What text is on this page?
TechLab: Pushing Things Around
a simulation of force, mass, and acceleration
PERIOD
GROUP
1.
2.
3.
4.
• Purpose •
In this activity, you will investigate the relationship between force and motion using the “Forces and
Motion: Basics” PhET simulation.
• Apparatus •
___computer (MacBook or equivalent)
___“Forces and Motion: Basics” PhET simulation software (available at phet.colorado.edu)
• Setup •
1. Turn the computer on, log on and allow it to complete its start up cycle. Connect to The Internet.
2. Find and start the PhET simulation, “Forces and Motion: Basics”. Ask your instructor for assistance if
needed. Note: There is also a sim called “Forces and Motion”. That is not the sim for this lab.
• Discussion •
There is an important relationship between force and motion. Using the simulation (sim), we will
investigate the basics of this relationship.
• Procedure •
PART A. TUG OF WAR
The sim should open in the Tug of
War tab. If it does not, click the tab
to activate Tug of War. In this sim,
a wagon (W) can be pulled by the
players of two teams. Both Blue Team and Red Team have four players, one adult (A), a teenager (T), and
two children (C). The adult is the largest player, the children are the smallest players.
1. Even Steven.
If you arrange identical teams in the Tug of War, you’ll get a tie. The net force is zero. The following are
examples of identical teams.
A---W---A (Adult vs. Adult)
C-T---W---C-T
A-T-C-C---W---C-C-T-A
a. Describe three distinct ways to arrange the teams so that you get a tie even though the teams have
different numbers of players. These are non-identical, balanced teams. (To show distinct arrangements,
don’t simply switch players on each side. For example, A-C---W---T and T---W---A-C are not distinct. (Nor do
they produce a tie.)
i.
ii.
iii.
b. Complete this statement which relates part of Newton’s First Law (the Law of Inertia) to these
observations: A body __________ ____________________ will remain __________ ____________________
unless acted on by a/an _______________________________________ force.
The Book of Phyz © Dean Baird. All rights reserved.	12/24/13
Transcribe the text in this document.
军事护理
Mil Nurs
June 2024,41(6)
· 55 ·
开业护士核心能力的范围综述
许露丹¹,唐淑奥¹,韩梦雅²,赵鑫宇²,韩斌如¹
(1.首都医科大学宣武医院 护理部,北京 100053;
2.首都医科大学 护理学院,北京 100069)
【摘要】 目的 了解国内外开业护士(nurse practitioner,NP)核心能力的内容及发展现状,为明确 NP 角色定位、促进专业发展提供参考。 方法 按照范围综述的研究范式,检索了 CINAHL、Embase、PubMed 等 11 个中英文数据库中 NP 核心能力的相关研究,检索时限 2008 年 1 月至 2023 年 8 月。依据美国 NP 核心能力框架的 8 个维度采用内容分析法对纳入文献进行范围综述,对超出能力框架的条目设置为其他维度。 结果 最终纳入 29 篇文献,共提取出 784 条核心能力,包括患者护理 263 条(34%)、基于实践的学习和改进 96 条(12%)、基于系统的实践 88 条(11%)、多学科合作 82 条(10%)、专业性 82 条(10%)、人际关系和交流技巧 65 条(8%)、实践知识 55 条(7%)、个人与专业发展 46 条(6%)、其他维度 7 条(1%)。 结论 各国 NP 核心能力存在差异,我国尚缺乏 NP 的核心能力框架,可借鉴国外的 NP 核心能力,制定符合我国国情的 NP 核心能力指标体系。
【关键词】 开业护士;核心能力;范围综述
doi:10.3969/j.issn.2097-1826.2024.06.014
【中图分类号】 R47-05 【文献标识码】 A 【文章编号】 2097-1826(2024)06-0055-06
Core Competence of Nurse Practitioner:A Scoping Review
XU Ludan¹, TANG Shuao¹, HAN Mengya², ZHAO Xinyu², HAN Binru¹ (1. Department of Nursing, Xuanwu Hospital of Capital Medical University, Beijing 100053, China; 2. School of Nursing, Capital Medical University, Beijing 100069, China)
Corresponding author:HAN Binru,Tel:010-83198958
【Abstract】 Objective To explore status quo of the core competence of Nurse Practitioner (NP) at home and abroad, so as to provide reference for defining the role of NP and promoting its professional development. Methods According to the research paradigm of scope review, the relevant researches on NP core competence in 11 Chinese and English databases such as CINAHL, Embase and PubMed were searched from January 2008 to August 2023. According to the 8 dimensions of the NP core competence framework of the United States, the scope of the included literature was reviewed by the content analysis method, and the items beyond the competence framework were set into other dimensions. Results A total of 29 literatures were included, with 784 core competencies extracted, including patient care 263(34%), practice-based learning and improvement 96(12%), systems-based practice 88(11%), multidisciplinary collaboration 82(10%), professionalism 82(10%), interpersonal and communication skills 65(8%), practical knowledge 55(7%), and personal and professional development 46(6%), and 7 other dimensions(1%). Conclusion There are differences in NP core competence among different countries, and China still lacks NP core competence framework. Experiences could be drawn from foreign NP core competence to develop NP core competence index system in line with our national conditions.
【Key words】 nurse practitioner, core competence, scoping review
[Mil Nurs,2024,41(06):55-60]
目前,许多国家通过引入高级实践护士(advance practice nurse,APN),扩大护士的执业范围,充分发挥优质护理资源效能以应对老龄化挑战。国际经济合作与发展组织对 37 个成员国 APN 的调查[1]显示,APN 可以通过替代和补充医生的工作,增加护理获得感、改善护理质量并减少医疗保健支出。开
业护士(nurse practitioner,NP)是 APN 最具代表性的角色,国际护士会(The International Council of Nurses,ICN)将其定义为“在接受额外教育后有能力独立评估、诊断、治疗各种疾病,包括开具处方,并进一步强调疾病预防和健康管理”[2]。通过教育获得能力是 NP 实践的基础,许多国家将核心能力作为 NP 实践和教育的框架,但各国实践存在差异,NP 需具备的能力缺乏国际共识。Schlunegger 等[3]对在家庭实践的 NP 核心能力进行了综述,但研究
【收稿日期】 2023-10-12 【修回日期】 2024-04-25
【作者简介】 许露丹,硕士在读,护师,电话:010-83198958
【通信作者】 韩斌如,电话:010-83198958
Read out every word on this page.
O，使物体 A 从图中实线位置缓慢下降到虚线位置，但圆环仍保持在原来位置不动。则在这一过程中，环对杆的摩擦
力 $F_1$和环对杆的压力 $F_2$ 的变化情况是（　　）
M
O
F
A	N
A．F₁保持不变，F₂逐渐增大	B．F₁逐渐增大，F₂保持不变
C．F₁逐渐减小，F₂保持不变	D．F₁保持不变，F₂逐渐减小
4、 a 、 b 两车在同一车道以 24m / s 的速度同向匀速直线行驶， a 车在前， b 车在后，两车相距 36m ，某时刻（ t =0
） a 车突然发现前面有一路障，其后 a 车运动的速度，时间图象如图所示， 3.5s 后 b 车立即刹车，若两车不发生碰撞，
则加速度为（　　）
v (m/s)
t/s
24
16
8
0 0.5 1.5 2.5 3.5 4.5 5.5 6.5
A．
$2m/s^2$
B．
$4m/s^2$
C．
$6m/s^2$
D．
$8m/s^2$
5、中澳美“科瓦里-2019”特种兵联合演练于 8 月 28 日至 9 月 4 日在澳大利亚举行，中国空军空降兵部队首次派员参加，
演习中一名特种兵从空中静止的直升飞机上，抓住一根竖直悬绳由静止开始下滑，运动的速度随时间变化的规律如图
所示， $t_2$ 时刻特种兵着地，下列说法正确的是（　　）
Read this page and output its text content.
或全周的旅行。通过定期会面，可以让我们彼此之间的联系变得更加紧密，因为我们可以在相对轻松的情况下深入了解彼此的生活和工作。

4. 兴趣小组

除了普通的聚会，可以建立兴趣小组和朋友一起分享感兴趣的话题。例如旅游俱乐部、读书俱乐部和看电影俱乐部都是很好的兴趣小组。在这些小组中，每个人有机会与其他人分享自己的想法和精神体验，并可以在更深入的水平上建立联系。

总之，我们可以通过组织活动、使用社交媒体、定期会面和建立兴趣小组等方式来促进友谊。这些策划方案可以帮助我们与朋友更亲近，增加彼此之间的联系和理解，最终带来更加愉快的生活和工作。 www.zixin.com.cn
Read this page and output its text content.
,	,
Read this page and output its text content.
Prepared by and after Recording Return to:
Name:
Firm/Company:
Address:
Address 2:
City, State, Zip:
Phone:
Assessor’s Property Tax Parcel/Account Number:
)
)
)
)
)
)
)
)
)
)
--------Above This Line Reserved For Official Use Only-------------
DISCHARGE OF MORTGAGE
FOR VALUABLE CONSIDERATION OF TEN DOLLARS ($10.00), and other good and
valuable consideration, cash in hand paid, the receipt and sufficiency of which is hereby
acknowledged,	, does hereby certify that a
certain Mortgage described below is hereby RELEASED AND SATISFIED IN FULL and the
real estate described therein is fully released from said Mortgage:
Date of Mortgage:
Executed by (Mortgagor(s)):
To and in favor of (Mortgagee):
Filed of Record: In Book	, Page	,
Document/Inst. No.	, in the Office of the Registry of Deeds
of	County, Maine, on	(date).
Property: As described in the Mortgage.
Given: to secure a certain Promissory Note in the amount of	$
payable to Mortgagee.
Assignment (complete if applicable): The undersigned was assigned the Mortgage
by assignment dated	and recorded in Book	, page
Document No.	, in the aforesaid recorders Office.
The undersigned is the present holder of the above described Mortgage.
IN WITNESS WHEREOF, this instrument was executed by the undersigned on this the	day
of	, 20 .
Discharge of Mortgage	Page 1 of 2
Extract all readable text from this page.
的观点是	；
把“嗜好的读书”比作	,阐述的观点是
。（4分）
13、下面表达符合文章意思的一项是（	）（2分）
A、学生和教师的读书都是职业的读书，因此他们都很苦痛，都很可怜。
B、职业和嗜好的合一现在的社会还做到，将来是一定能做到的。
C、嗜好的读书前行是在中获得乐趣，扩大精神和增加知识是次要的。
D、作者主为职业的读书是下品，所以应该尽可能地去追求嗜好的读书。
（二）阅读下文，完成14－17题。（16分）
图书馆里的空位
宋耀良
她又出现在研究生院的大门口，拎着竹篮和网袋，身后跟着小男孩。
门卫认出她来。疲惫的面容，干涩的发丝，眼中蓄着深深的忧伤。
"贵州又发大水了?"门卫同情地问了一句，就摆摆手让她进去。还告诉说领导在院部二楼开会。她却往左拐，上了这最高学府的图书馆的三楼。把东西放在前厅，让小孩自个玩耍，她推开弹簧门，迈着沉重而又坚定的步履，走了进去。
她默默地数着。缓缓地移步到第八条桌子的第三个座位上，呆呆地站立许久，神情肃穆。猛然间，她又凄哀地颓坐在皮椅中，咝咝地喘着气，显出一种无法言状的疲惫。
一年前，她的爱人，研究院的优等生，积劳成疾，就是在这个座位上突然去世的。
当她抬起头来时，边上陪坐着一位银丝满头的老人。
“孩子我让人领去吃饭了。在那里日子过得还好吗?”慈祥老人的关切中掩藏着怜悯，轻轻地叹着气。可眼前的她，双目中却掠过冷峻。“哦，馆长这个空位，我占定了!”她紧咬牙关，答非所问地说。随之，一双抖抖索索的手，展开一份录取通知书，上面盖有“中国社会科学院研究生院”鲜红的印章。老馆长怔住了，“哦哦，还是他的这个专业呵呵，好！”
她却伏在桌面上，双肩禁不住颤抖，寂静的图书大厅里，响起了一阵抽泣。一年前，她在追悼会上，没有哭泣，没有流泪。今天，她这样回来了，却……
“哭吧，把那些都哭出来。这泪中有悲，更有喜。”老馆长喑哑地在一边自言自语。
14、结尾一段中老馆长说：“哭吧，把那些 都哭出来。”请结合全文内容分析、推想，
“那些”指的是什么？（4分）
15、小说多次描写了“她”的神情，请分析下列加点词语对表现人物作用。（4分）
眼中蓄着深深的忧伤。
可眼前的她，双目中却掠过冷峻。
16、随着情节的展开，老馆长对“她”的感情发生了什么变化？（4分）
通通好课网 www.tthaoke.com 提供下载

■ ■ ■

What to do
Every line that holds the word "undersigned" should be extracted.

Output of the task
Assignment (complete if applicable): The undersigned was assigned the Mortgage
The undersigned is the present holder of the above described Mortgage.
IN WITNESS WHEREOF, this instrument was executed by the undersigned on this the	day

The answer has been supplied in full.